ROWS |
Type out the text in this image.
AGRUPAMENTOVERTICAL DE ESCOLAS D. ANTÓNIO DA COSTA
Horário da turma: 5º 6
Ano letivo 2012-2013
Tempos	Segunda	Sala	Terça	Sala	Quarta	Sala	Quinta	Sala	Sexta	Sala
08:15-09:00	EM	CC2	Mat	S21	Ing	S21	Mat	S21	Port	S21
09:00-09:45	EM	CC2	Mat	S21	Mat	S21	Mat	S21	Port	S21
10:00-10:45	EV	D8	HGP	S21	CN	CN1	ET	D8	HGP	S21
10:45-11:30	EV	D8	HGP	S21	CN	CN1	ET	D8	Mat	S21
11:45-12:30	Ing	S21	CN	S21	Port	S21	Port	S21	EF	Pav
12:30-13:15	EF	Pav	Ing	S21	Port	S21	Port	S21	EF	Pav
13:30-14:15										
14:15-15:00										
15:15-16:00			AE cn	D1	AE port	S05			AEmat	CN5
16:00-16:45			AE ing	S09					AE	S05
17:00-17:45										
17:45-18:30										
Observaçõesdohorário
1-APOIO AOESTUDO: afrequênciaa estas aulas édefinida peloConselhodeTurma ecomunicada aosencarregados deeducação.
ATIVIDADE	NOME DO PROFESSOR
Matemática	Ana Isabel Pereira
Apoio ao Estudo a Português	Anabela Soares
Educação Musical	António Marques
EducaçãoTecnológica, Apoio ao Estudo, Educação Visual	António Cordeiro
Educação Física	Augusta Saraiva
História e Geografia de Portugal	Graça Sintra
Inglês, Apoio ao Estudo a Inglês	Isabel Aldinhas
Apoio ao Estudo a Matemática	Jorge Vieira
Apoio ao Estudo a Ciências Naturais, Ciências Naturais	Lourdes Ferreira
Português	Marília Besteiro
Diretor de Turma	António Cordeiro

EXERCISE TASK |
Give every line of the material again, exactly as it reads.

SOLUTION TO THE EXERCISE |
Type out the text in this image.
AGRUPAMENTOVERTICAL DE ESCOLAS D. ANTÓNIO DA COSTA
Horário da turma: 5º 6
Ano letivo 2012-2013
Tempos	Segunda	Sala	Terça	Sala	Quarta	Sala	Quinta	Sala	Sexta	Sala
08:15-09:00	EM	CC2	Mat	S21	Ing	S21	Mat	S21	Port	S21
09:00-09:45	EM	CC2	Mat	S21	Mat	S21	Mat	S21	Port	S21
10:00-10:45	EV	D8	HGP	S21	CN	CN1	ET	D8	HGP	S21
10:45-11:30	EV	D8	HGP	S21	CN	CN1	ET	D8	Mat	S21
11:45-12:30	Ing	S21	CN	S21	Port	S21	Port	S21	EF	Pav
12:30-13:15	EF	Pav	Ing	S21	Port	S21	Port	S21	EF	Pav
13:30-14:15										
14:15-15:00										
15:15-16:00			AE cn	D1	AE port	S05			AEmat	CN5
16:00-16:45			AE ing	S09					AE	S05
17:00-17:45										
17:45-18:30										
Observaçõesdohorário
1-APOIO AOESTUDO: afrequênciaa estas aulas édefinida peloConselhodeTurma ecomunicada aosencarregados deeducação.
ATIVIDADE	NOME DO PROFESSOR
Matemática	Ana Isabel Pereira
Apoio ao Estudo a Português	Anabela Soares
Educação Musical	António Marques
EducaçãoTecnológica, Apoio ao Estudo, Educação Visual	António Cordeiro
Educação Física	Augusta Saraiva
História e Geografia de Portugal	Graça Sintra
Inglês, Apoio ao Estudo a Inglês	Isabel Aldinhas
Apoio ao Estudo a Matemática	Jorge Vieira
Apoio ao Estudo a Ciências Naturais, Ciências Naturais	Lourdes Ferreira
Português	Marília Besteiro
Diretor de Turma	António Cordeiro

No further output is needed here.